:: Work to do ::
Determine how many lines hold "name" and give only that number.

:: Material provided ::
# # #
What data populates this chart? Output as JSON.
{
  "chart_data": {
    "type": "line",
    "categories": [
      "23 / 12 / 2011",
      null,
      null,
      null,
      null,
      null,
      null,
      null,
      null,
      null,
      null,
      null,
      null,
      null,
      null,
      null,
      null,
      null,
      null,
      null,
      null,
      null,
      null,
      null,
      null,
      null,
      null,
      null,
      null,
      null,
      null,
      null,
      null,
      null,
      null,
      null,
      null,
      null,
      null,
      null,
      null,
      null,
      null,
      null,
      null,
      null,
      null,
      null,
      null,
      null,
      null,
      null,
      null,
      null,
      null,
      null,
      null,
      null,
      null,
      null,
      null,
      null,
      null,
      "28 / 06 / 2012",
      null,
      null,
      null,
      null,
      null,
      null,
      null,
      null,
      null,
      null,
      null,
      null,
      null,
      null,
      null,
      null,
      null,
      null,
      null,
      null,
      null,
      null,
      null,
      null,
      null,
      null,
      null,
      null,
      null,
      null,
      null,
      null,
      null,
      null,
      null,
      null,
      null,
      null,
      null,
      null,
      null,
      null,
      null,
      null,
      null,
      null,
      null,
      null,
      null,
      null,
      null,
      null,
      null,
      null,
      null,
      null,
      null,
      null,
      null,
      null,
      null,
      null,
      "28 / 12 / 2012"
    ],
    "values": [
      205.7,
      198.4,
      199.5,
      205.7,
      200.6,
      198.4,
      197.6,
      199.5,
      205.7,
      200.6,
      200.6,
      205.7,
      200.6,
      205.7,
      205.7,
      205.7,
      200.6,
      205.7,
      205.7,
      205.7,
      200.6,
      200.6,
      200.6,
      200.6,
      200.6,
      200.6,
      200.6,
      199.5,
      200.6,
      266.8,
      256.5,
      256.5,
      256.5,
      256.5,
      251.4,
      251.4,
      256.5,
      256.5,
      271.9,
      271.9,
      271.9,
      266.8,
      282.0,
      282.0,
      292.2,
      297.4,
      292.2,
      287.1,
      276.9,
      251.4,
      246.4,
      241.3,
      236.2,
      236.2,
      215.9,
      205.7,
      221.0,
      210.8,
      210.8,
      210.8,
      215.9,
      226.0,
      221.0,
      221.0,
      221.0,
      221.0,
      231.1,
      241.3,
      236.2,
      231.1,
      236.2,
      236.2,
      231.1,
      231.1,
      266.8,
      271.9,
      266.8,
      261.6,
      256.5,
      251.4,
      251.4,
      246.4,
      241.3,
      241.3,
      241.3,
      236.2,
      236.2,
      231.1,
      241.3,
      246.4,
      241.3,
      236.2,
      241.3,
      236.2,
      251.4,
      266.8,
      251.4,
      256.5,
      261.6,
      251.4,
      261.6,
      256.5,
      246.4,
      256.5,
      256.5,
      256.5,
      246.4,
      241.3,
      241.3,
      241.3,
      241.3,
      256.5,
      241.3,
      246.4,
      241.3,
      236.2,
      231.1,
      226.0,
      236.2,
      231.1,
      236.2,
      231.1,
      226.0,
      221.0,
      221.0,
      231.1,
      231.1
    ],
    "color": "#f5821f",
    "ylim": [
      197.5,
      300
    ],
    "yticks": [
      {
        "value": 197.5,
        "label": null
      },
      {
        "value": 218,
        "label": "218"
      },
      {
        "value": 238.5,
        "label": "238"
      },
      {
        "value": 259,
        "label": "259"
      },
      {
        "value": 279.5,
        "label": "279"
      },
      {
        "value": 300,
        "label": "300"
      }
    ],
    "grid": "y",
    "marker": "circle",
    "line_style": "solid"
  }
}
# # #
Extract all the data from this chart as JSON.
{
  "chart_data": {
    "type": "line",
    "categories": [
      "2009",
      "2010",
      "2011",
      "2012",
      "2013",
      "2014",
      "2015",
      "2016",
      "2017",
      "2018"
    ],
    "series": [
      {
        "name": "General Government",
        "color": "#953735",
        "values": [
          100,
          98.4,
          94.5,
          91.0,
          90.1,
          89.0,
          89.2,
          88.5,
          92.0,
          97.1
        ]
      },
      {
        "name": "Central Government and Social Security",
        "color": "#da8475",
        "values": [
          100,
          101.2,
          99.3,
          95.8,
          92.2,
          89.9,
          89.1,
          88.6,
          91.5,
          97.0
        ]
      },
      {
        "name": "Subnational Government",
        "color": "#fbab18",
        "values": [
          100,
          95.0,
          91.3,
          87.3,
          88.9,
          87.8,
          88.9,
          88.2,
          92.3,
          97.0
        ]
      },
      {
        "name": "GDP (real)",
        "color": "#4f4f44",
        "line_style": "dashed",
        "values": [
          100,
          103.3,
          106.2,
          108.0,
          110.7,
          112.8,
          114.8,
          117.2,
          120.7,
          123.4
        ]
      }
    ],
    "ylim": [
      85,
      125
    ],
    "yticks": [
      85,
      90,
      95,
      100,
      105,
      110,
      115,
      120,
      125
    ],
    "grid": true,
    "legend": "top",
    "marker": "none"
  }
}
# # #
:: The solution ::
4